Dataset items
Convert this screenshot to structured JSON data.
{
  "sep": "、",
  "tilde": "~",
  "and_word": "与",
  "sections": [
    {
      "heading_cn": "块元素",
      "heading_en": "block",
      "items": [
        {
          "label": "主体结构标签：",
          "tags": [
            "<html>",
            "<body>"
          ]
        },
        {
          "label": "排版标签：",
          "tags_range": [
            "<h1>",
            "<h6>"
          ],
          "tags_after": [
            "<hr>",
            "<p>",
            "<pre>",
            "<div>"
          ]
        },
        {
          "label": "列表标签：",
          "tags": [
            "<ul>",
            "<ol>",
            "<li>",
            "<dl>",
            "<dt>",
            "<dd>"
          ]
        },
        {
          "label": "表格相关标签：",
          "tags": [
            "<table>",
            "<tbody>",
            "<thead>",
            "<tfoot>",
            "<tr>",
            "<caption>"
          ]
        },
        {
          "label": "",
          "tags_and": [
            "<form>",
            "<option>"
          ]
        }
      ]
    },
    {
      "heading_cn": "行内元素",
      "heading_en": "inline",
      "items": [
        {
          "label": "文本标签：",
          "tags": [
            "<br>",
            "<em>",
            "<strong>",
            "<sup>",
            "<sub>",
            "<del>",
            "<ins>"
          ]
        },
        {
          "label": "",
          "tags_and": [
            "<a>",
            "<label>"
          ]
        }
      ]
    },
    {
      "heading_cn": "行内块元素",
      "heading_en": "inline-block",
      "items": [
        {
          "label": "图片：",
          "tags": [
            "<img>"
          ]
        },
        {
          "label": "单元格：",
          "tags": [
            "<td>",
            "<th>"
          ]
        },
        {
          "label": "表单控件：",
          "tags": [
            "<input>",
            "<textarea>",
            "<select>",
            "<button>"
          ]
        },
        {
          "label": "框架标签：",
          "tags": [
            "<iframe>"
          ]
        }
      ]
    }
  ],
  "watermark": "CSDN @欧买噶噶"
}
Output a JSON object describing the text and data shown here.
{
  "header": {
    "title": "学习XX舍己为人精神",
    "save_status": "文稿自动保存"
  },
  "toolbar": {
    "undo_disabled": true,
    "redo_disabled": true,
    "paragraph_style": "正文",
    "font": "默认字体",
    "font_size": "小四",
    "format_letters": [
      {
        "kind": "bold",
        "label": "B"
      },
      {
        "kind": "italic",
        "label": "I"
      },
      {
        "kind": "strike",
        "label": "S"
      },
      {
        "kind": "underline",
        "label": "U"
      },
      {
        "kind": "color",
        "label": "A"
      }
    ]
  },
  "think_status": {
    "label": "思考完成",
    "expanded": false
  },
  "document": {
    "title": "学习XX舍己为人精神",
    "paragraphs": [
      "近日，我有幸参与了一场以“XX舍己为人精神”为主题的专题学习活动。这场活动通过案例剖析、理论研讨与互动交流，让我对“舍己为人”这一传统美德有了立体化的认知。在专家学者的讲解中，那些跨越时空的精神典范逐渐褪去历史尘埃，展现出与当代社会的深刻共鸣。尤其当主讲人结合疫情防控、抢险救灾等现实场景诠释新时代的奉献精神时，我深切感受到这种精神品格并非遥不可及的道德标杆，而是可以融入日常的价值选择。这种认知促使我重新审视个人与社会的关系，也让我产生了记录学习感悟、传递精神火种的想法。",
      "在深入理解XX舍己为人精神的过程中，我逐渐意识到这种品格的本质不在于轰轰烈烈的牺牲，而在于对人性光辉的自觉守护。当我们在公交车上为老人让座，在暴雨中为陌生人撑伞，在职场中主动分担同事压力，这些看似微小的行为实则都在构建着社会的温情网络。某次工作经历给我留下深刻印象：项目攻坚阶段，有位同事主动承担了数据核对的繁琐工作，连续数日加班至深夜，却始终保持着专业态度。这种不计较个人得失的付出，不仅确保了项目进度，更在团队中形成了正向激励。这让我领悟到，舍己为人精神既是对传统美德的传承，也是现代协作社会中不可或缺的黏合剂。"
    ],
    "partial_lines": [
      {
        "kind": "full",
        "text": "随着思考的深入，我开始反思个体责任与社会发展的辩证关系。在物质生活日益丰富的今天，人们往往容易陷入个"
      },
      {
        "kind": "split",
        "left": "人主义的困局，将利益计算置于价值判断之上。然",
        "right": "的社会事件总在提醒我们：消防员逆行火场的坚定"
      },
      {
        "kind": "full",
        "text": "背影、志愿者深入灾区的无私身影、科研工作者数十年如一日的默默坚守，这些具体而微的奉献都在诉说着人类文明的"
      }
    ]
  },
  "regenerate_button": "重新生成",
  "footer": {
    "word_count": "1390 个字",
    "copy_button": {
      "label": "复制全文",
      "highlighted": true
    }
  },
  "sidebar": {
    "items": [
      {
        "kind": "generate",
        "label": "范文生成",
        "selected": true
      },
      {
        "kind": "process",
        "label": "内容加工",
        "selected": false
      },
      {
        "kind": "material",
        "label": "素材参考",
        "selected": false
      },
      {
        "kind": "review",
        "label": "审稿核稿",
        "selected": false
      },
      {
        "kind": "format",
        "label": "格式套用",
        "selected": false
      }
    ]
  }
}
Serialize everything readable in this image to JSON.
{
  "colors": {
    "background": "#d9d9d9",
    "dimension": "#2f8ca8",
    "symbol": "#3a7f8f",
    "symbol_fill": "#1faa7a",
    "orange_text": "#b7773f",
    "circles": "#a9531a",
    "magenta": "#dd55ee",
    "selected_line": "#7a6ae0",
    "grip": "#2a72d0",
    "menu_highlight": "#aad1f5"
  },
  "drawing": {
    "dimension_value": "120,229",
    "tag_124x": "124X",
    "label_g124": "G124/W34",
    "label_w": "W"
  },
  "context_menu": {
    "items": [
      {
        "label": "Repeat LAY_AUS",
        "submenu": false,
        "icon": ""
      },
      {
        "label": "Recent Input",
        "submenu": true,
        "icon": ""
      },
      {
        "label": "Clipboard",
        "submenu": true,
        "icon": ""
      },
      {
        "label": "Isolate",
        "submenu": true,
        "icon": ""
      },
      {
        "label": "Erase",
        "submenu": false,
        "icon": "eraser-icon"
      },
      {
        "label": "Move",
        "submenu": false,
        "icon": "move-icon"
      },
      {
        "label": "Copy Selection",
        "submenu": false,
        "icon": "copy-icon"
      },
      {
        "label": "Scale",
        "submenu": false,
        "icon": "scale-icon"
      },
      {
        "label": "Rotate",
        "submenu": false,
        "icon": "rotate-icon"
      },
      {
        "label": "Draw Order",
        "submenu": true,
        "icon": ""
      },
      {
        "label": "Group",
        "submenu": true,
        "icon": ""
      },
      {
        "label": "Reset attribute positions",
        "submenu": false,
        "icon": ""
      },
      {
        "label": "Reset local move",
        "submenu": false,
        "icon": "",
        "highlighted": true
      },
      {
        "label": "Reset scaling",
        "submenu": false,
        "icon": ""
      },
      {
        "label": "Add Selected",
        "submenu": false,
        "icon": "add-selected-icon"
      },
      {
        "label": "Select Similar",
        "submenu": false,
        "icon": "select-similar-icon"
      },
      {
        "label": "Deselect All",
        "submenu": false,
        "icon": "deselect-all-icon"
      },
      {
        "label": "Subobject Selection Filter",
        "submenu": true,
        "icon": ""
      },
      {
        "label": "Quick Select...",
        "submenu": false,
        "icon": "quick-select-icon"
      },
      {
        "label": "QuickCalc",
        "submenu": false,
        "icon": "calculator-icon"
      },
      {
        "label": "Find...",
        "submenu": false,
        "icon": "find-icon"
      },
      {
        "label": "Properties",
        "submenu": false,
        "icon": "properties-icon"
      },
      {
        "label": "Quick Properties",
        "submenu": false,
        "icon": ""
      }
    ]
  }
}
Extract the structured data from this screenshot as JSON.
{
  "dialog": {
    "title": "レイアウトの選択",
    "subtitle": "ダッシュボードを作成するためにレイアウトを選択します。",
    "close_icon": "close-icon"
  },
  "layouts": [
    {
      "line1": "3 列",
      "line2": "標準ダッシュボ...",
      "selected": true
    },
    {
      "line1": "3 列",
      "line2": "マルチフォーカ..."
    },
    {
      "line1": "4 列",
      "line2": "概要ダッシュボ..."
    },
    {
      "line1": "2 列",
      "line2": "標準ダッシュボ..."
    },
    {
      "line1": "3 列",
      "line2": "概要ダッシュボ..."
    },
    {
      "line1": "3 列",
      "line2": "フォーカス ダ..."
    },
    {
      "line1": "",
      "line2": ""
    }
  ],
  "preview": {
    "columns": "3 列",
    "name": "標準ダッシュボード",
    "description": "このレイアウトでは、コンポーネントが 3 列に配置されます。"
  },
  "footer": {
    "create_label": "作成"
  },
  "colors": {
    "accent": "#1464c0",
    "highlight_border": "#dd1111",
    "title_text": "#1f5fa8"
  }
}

■ EXERCISE:
Report the number of lines in the entries above that include the word "block" and add nothing to it.

■ ANSWER FOR THE TASK:
2